== THE TASK ==
Go through the entries below and copy each line containing the word "tomatoes".

== DATA EXTRACT ==
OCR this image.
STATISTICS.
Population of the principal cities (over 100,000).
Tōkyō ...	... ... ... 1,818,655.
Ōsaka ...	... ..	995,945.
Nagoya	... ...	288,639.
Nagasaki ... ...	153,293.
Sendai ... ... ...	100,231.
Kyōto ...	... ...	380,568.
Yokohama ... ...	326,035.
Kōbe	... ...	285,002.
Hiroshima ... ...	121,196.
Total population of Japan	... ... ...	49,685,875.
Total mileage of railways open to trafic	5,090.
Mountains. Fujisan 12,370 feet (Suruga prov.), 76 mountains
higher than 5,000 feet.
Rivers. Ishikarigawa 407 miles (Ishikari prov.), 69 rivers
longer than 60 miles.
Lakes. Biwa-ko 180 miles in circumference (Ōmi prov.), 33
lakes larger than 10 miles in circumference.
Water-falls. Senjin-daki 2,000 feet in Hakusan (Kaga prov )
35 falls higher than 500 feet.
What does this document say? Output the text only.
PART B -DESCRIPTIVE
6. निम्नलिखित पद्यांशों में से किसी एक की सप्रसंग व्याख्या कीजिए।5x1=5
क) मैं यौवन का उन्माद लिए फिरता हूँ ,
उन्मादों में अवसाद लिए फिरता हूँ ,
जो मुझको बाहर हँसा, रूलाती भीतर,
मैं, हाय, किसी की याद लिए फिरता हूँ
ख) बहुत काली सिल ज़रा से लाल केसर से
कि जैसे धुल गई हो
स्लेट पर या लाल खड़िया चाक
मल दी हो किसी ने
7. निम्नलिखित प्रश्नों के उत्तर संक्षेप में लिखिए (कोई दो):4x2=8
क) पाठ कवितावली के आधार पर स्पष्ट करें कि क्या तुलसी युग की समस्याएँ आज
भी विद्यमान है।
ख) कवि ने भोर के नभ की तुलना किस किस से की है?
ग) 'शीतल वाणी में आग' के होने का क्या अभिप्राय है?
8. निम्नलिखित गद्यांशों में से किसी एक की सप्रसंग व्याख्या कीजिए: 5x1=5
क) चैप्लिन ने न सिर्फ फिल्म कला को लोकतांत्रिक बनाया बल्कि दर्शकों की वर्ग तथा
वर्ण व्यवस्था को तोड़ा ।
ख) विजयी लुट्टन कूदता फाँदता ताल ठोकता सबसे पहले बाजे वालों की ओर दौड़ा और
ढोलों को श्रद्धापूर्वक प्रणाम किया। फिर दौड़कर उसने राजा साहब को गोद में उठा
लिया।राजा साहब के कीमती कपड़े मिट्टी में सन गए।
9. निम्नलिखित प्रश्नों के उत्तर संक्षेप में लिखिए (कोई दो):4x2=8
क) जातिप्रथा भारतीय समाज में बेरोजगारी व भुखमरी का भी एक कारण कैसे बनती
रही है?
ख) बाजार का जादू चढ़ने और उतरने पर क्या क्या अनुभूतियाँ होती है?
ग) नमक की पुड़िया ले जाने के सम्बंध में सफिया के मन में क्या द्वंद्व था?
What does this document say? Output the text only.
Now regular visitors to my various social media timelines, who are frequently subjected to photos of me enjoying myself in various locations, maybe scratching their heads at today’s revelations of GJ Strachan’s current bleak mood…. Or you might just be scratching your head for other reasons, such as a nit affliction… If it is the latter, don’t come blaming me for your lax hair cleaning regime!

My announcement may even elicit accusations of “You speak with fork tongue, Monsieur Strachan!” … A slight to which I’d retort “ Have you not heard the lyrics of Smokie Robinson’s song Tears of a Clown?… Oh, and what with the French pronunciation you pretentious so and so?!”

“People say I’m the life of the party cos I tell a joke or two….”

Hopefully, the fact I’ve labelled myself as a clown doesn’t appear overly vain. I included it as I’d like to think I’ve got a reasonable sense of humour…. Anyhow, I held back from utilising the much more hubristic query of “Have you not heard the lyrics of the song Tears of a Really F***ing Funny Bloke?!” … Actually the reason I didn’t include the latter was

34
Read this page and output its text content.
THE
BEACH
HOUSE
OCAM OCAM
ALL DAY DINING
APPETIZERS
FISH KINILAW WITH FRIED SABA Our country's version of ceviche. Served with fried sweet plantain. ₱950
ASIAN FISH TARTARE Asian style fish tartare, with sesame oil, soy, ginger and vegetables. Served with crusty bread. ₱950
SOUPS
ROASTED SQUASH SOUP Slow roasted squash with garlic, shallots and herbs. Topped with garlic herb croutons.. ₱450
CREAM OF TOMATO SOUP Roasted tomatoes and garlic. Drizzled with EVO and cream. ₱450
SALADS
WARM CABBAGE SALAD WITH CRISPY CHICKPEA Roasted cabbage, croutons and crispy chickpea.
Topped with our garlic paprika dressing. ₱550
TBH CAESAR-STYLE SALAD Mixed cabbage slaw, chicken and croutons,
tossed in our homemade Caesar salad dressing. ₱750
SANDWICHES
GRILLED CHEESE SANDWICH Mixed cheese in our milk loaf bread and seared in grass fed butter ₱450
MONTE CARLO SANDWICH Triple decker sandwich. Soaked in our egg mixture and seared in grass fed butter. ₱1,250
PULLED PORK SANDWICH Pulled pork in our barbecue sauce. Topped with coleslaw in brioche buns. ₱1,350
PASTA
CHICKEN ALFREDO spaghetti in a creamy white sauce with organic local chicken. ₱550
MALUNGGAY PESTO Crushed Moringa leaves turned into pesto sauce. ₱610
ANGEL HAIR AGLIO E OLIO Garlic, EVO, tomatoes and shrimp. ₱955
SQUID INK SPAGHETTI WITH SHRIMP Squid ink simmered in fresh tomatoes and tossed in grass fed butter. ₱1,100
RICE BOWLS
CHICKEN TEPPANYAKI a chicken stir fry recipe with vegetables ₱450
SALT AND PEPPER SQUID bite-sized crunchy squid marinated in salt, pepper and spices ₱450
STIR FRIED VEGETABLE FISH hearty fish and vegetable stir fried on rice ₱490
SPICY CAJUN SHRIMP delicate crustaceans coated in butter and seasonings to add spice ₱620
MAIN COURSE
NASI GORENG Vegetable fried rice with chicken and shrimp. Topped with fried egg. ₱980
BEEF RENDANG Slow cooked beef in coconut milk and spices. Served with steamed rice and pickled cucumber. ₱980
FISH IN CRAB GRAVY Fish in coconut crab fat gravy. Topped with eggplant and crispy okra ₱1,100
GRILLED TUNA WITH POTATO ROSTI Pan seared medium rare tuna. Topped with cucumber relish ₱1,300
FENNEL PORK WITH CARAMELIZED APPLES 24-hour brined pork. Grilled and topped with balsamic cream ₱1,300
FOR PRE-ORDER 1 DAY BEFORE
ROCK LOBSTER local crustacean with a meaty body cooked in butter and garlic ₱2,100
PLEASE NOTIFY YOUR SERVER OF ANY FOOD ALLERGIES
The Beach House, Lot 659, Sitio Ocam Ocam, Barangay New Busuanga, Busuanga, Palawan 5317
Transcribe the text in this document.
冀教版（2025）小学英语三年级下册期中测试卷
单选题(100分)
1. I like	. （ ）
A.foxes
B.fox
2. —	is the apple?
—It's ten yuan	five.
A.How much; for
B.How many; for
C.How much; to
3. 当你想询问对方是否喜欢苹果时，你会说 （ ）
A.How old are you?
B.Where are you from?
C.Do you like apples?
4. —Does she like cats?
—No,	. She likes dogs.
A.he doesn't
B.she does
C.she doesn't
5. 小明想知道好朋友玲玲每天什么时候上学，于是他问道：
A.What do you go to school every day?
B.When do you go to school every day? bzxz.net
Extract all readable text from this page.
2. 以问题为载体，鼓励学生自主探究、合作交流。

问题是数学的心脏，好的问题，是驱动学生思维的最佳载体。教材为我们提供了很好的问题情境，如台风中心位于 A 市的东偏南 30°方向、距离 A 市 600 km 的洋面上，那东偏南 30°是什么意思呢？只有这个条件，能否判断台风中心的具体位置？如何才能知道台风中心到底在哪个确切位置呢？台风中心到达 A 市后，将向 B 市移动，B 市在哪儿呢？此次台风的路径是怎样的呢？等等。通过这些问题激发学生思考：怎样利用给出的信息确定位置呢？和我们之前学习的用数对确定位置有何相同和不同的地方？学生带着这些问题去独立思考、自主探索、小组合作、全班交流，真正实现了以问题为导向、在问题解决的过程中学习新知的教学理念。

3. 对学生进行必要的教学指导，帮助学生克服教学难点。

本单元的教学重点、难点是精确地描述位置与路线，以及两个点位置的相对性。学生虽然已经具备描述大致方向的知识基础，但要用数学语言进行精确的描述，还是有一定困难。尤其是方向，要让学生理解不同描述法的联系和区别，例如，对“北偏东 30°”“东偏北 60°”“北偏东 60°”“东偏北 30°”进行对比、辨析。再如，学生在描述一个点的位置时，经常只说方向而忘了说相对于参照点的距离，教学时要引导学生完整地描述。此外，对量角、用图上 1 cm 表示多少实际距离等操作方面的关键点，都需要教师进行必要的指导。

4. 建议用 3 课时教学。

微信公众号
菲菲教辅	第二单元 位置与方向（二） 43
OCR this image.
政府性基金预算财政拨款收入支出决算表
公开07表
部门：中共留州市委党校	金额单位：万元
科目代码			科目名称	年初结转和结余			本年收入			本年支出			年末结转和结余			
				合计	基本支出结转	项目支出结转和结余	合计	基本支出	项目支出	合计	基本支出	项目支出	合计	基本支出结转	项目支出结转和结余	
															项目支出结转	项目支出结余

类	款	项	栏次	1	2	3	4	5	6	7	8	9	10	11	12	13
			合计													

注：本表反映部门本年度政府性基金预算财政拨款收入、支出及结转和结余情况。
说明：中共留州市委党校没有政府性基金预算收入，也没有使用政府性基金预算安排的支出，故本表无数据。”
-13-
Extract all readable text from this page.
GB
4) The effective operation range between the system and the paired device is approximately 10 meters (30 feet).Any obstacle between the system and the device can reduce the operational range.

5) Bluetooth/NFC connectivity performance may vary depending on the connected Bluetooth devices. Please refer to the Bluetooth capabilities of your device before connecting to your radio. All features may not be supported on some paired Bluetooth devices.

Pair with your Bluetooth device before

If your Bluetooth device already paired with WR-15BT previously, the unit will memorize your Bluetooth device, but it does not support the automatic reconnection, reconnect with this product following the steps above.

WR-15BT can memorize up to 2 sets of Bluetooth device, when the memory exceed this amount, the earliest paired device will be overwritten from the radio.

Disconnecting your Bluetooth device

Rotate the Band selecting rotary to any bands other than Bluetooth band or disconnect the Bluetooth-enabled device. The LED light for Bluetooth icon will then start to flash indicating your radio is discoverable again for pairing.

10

== THE COMPLETED TASK ==
CREAM OF TOMATO SOUP Roasted tomatoes and garlic. Drizzled with EVO and cream. ₱450
ANGEL HAIR AGLIO E OLIO Garlic, EVO, tomatoes and shrimp. ₱955
SQUID INK SPAGHETTI WITH SHRIMP Squid ink simmered in fresh tomatoes and tossed in grass fed butter. ₱1,100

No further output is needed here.